TASK GOAL:
Return the entries below in their exact form, leaving the pictures out.

========

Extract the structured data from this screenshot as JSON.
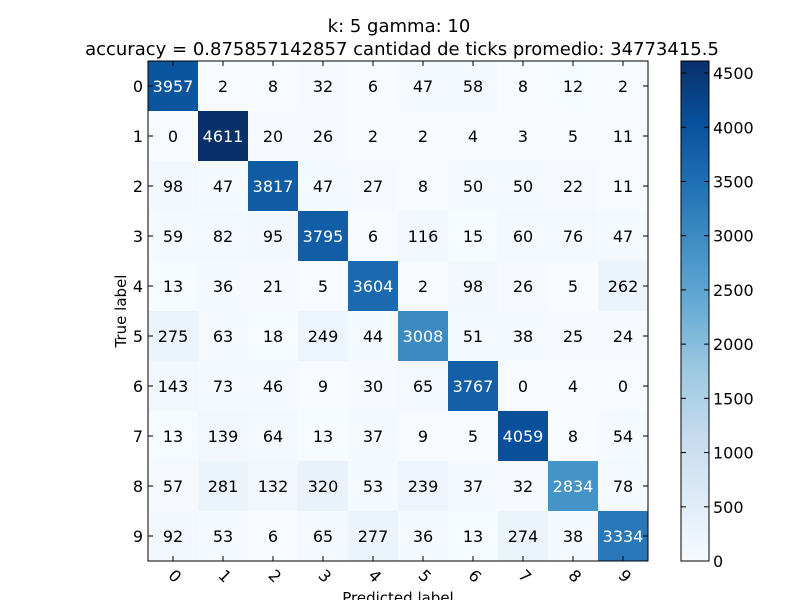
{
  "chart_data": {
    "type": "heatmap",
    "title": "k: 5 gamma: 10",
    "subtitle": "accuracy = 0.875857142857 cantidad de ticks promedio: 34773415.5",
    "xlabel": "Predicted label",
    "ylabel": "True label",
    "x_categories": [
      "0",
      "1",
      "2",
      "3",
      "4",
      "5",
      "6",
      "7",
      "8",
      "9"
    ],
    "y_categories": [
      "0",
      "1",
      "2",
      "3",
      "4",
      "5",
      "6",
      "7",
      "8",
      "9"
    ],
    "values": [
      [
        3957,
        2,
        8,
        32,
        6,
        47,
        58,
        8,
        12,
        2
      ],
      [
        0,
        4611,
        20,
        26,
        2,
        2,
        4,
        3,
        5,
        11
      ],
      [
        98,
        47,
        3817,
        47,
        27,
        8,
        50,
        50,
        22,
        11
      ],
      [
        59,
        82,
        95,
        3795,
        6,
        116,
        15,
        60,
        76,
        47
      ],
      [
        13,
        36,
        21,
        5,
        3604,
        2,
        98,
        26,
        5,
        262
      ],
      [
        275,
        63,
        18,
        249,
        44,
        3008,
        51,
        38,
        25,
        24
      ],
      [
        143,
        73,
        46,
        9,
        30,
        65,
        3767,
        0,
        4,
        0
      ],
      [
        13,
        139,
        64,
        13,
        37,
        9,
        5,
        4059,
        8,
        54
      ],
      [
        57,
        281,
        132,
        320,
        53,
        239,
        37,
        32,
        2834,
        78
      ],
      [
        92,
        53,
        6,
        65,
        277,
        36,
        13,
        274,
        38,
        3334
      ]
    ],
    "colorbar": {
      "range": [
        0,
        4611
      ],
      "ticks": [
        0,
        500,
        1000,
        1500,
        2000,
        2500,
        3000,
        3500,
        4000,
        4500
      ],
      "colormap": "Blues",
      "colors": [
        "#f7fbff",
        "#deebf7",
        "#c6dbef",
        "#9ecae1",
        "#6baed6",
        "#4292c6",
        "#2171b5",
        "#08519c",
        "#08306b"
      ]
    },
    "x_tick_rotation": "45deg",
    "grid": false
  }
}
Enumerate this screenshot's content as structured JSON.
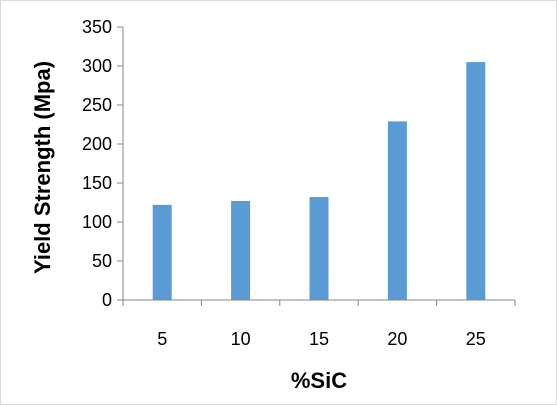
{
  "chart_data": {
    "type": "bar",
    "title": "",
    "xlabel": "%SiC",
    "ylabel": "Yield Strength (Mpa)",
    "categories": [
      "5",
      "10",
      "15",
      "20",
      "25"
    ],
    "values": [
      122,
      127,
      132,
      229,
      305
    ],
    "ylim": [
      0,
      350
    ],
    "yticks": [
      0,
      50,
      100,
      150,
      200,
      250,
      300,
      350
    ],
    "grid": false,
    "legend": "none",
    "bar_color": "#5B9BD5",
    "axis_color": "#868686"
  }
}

========

CORRECT RESULT:
Extract the structured data from this screenshot as JSON.
{
  "chart_data": {
    "type": "heatmap",
    "title": "k: 5 gamma: 10",
    "subtitle": "accuracy = 0.875857142857 cantidad de ticks promedio: 34773415.5",
    "xlabel": "Predicted label",
    "ylabel": "True label",
    "x_categories": [
      "0",
      "1",
      "2",
      "3",
      "4",
      "5",
      "6",
      "7",
      "8",
      "9"
    ],
    "y_categories": [
      "0",
      "1",
      "2",
      "3",
      "4",
      "5",
      "6",
      "7",
      "8",
      "9"
    ],
    "values": [
      [
        3957,
        2,
        8,
        32,
        6,
        47,
        58,
        8,
        12,
        2
      ],
      [
        0,
        4611,
        20,
        26,
        2,
        2,
        4,
        3,
        5,
        11
      ],
      [
        98,
        47,
        3817,
        47,
        27,
        8,
        50,
        50,
        22,
        11
      ],
      [
        59,
        82,
        95,
        3795,
        6,
        116,
        15,
        60,
        76,
        47
      ],
      [
        13,
        36,
        21,
        5,
        3604,
        2,
        98,
        26,
        5,
        262
      ],
      [
        275,
        63,
        18,
        249,
        44,
        3008,
        51,
        38,
        25,
        24
      ],
      [
        143,
        73,
        46,
        9,
        30,
        65,
        3767,
        0,
        4,
        0
      ],
      [
        13,
        139,
        64,
        13,
        37,
        9,
        5,
        4059,
        8,
        54
      ],
      [
        57,
        281,
        132,
        320,
        53,
        239,
        37,
        32,
        2834,
        78
      ],
      [
        92,
        53,
        6,
        65,
        277,
        36,
        13,
        274,
        38,
        3334
      ]
    ],
    "colorbar": {
      "range": [
        0,
        4611
      ],
      "ticks": [
        0,
        500,
        1000,
        1500,
        2000,
        2500,
        3000,
        3500,
        4000,
        4500
      ],
      "colormap": "Blues",
      "colors": [
        "#f7fbff",
        "#deebf7",
        "#c6dbef",
        "#9ecae1",
        "#6baed6",
        "#4292c6",
        "#2171b5",
        "#08519c",
        "#08306b"
      ]
    },
    "x_tick_rotation": "45deg",
    "grid": false
  }
}
Enumerate this screenshot's content as structured JSON.
{
  "chart_data": {
    "type": "bar",
    "title": "",
    "xlabel": "%SiC",
    "ylabel": "Yield Strength (Mpa)",
    "categories": [
      "5",
      "10",
      "15",
      "20",
      "25"
    ],
    "values": [
      122,
      127,
      132,
      229,
      305
    ],
    "ylim": [
      0,
      350
    ],
    "yticks": [
      0,
      50,
      100,
      150,
      200,
      250,
      300,
      350
    ],
    "grid": false,
    "legend": "none",
    "bar_color": "#5B9BD5",
    "axis_color": "#868686"
  }
}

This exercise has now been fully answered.